- _SET TASK_:
Give every line of the records below as a Markdown table with two columns, "Row" for the row number and "Record" for the line itself, and skip any blank lines.

-------- EXTRACTED RECORDS

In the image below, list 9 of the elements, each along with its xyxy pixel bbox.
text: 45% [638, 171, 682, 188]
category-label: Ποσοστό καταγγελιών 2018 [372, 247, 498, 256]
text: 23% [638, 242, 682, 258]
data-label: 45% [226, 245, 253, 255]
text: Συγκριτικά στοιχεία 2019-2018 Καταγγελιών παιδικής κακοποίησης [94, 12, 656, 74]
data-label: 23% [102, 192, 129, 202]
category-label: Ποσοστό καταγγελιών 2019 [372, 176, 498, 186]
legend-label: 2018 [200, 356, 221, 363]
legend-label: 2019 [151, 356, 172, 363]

----------------

- _ANSWER TO THIS TASK_:
| Row | Record |
|---|---|
| 1 | In the image below, list 9 of the elements, each along with its xyxy pixel bbox. |
| 2 | text: 45% [638, 171, 682, 188] |
| 3 | category-label: Ποσοστό καταγγελιών 2018 [372, 247, 498, 256] |
| 4 | text: 23% [638, 242, 682, 258] |
| 5 | data-label: 45% [226, 245, 253, 255] |
| 6 | text: Συγκριτικά στοιχεία 2019-2018 Καταγγελιών παιδικής κακοποίησης [94, 12, 656, 74] |
| 7 | data-label: 23% [102, 192, 129, 202] |
| 8 | category-label: Ποσοστό καταγγελιών 2019 [372, 176, 498, 186] |
| 9 | legend-label: 2018 [200, 356, 221, 363] |
| 10 | legend-label: 2019 [151, 356, 172, 363] |